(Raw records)
● ● ● ● ● ● ●
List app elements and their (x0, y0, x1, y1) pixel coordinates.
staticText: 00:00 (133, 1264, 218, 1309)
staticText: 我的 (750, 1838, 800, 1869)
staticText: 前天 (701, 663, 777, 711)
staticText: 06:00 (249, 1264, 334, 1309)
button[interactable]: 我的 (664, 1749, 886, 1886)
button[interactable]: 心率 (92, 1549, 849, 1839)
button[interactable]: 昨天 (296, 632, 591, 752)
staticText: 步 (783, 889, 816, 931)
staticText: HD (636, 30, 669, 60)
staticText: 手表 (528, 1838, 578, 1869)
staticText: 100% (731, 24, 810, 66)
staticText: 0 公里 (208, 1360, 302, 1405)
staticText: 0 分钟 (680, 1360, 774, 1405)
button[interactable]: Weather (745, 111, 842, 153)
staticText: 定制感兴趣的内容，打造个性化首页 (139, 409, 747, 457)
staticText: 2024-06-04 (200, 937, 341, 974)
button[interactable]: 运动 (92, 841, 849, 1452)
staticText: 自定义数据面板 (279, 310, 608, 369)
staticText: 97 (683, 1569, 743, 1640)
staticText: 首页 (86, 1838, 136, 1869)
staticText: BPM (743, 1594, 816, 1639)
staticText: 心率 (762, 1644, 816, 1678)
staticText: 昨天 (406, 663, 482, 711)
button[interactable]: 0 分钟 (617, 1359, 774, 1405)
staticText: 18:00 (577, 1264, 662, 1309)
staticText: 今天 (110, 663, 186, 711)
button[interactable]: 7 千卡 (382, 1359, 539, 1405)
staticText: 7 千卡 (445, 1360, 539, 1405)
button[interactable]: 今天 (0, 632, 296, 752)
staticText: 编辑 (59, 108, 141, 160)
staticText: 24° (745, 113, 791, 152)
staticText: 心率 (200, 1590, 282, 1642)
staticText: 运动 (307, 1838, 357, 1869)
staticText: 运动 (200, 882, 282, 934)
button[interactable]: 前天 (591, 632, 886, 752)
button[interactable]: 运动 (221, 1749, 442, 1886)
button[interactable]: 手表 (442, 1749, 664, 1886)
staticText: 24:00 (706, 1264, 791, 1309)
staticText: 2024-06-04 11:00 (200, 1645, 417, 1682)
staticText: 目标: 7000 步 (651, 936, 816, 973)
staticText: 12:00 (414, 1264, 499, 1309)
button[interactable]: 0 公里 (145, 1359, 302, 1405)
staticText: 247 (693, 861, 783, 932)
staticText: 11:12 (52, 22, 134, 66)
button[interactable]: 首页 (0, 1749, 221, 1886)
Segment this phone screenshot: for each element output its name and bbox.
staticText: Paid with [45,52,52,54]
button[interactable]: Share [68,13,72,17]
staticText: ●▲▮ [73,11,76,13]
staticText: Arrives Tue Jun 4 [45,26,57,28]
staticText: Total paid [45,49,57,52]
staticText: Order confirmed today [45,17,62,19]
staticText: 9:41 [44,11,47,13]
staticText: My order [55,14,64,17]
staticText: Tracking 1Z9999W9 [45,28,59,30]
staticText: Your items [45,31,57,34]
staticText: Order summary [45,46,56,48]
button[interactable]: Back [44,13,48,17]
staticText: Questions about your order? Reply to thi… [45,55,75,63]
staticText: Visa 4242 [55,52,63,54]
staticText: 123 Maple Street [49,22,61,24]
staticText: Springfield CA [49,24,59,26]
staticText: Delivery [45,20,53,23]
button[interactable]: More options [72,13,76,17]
● ● ● ● ● ● ●
AIM OF THE TASK: Convert every line of the records above into a numbered list, omitting any blank lines.

SOLUTION FOR THIS EXERCISE:
1. List app elements and their (x0, y0, x1, y1) pixel coordinates.
2. staticText: 00:00 (133, 1264, 218, 1309)
3. staticText: 我的 (750, 1838, 800, 1869)
4. staticText: 前天 (701, 663, 777, 711)
5. staticText: 06:00 (249, 1264, 334, 1309)
6. button[interactable]: 我的 (664, 1749, 886, 1886)
7. button[interactable]: 心率 (92, 1549, 849, 1839)
8. button[interactable]: 昨天 (296, 632, 591, 752)
9. staticText: 步 (783, 889, 816, 931)
10. staticText: HD (636, 30, 669, 60)
11. staticText: 手表 (528, 1838, 578, 1869)
12. staticText: 100% (731, 24, 810, 66)
13. staticText: 0 公里 (208, 1360, 302, 1405)
14. staticText: 0 分钟 (680, 1360, 774, 1405)
15. button[interactable]: Weather (745, 111, 842, 153)
16. staticText: 定制感兴趣的内容，打造个性化首页 (139, 409, 747, 457)
17. staticText: 2024-06-04 (200, 937, 341, 974)
18. button[interactable]: 运动 (92, 841, 849, 1452)
19. staticText: 自定义数据面板 (279, 310, 608, 369)
20. staticText: 97 (683, 1569, 743, 1640)
21. staticText: 首页 (86, 1838, 136, 1869)
22. staticText: BPM (743, 1594, 816, 1639)
23. staticText: 心率 (762, 1644, 816, 1678)
24. staticText: 昨天 (406, 663, 482, 711)
25. button[interactable]: 0 分钟 (617, 1359, 774, 1405)
26. staticText: 18:00 (577, 1264, 662, 1309)
27. staticText: 今天 (110, 663, 186, 711)
28. button[interactable]: 7 千卡 (382, 1359, 539, 1405)
29. staticText: 7 千卡 (445, 1360, 539, 1405)
30. button[interactable]: 今天 (0, 632, 296, 752)
31. staticText: 编辑 (59, 108, 141, 160)
32. staticText: 24° (745, 113, 791, 152)
33. staticText: 心率 (200, 1590, 282, 1642)
34. staticText: 运动 (307, 1838, 357, 1869)
35. staticText: 运动 (200, 882, 282, 934)
36. button[interactable]: 前天 (591, 632, 886, 752)
37. button[interactable]: 运动 (221, 1749, 442, 1886)
38. button[interactable]: 手表 (442, 1749, 664, 1886)
39. staticText: 24:00 (706, 1264, 791, 1309)
40. staticText: 2024-06-04 11:00 (200, 1645, 417, 1682)
41. staticText: 目标: 7000 步 (651, 936, 816, 973)
42. staticText: 12:00 (414, 1264, 499, 1309)
43. button[interactable]: 0 公里 (145, 1359, 302, 1405)
44. staticText: 247 (693, 861, 783, 932)
45. staticText: 11:12 (52, 22, 134, 66)
46. button[interactable]: 首页 (0, 1749, 221, 1886)
47. Segment this phone screenshot: for each element output its name and bbox.
48. staticText: Paid with [45,52,52,54]
49. button[interactable]: Share [68,13,72,17]
50. staticText: ●▲▮ [73,11,76,13]
51. staticText: Arrives Tue Jun 4 [45,26,57,28]
52. staticText: Total paid [45,49,57,52]
53. staticText: Order confirmed today [45,17,62,19]
54. staticText: 9:41 [44,11,47,13]
55. staticText: My order [55,14,64,17]
56. staticText: Tracking 1Z9999W9 [45,28,59,30]
57. staticText: Your items [45,31,57,34]
58. staticText: Order summary [45,46,56,48]
59. button[interactable]: Back [44,13,48,17]
60. staticText: Questions about your order? Reply to thi… [45,55,75,63]
61. staticText: Visa 4242 [55,52,63,54]
62. staticText: 123 Maple Street [49,22,61,24]
63. staticText: Springfield CA [49,24,59,26]
64. staticText: Delivery [45,20,53,23]
65. button[interactable]: More options [72,13,76,17]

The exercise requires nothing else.